» Extracted data entries:
** Begin **
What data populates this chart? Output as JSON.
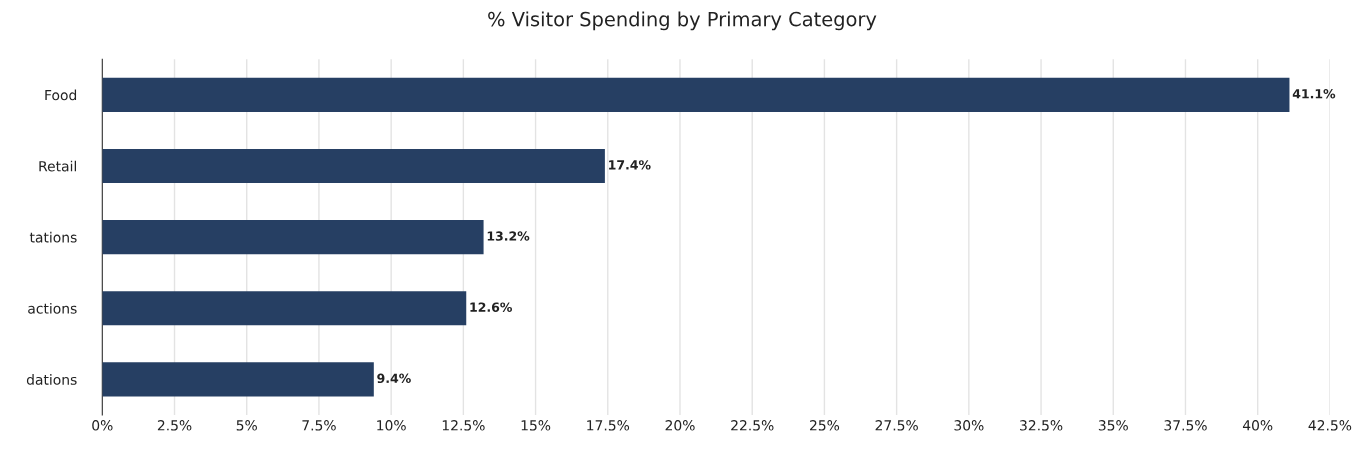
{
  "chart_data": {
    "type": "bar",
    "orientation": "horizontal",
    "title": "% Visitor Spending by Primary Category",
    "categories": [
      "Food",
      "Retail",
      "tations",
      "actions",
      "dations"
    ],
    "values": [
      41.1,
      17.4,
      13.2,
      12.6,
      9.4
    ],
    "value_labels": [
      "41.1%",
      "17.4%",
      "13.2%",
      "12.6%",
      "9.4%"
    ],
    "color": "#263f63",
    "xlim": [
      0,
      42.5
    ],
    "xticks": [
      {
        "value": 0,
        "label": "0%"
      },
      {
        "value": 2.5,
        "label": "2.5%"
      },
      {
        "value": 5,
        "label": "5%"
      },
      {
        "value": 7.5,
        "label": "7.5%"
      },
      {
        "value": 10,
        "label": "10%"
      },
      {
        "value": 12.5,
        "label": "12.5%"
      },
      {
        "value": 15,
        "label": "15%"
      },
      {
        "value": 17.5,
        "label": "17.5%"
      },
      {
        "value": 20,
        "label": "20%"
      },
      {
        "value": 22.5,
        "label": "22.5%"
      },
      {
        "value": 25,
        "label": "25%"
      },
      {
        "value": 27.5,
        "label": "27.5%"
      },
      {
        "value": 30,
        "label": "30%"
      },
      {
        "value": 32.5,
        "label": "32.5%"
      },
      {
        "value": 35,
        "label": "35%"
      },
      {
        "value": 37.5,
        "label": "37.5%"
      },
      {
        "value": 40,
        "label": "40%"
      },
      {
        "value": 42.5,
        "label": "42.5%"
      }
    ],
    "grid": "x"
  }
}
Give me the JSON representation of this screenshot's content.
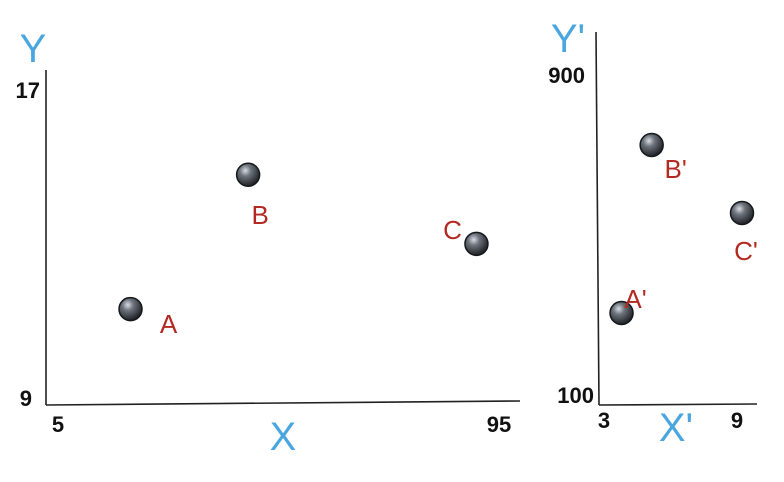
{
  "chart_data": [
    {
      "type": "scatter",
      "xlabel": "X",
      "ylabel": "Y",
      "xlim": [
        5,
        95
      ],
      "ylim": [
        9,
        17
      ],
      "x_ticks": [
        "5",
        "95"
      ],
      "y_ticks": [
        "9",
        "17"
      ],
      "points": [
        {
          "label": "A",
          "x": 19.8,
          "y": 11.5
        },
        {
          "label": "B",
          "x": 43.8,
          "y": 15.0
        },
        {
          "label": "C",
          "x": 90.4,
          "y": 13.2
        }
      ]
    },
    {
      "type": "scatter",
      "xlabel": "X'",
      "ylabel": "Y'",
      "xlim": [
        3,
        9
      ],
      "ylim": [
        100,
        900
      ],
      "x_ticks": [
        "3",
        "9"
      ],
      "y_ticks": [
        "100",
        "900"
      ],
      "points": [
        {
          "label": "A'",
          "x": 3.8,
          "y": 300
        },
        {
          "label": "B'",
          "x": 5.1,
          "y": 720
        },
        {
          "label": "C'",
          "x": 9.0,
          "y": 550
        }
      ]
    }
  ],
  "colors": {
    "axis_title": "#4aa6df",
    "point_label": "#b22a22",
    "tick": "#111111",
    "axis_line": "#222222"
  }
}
** End **
» Do this: Keep every word of the data as it is when you write it out, but drop the pictures.

» Response for this exercise:
What data populates this chart? Output as JSON.
{
  "chart_data": {
    "type": "bar",
    "orientation": "horizontal",
    "title": "% Visitor Spending by Primary Category",
    "categories": [
      "Food",
      "Retail",
      "tations",
      "actions",
      "dations"
    ],
    "values": [
      41.1,
      17.4,
      13.2,
      12.6,
      9.4
    ],
    "value_labels": [
      "41.1%",
      "17.4%",
      "13.2%",
      "12.6%",
      "9.4%"
    ],
    "color": "#263f63",
    "xlim": [
      0,
      42.5
    ],
    "xticks": [
      {
        "value": 0,
        "label": "0%"
      },
      {
        "value": 2.5,
        "label": "2.5%"
      },
      {
        "value": 5,
        "label": "5%"
      },
      {
        "value": 7.5,
        "label": "7.5%"
      },
      {
        "value": 10,
        "label": "10%"
      },
      {
        "value": 12.5,
        "label": "12.5%"
      },
      {
        "value": 15,
        "label": "15%"
      },
      {
        "value": 17.5,
        "label": "17.5%"
      },
      {
        "value": 20,
        "label": "20%"
      },
      {
        "value": 22.5,
        "label": "22.5%"
      },
      {
        "value": 25,
        "label": "25%"
      },
      {
        "value": 27.5,
        "label": "27.5%"
      },
      {
        "value": 30,
        "label": "30%"
      },
      {
        "value": 32.5,
        "label": "32.5%"
      },
      {
        "value": 35,
        "label": "35%"
      },
      {
        "value": 37.5,
        "label": "37.5%"
      },
      {
        "value": 40,
        "label": "40%"
      },
      {
        "value": 42.5,
        "label": "42.5%"
      }
    ],
    "grid": "x"
  }
}
Give me the JSON representation of this screenshot's content.
{
  "chart_data": [
    {
      "type": "scatter",
      "xlabel": "X",
      "ylabel": "Y",
      "xlim": [
        5,
        95
      ],
      "ylim": [
        9,
        17
      ],
      "x_ticks": [
        "5",
        "95"
      ],
      "y_ticks": [
        "9",
        "17"
      ],
      "points": [
        {
          "label": "A",
          "x": 19.8,
          "y": 11.5
        },
        {
          "label": "B",
          "x": 43.8,
          "y": 15.0
        },
        {
          "label": "C",
          "x": 90.4,
          "y": 13.2
        }
      ]
    },
    {
      "type": "scatter",
      "xlabel": "X'",
      "ylabel": "Y'",
      "xlim": [
        3,
        9
      ],
      "ylim": [
        100,
        900
      ],
      "x_ticks": [
        "3",
        "9"
      ],
      "y_ticks": [
        "100",
        "900"
      ],
      "points": [
        {
          "label": "A'",
          "x": 3.8,
          "y": 300
        },
        {
          "label": "B'",
          "x": 5.1,
          "y": 720
        },
        {
          "label": "C'",
          "x": 9.0,
          "y": 550
        }
      ]
    }
  ],
  "colors": {
    "axis_title": "#4aa6df",
    "point_label": "#b22a22",
    "tick": "#111111",
    "axis_line": "#222222"
  }
}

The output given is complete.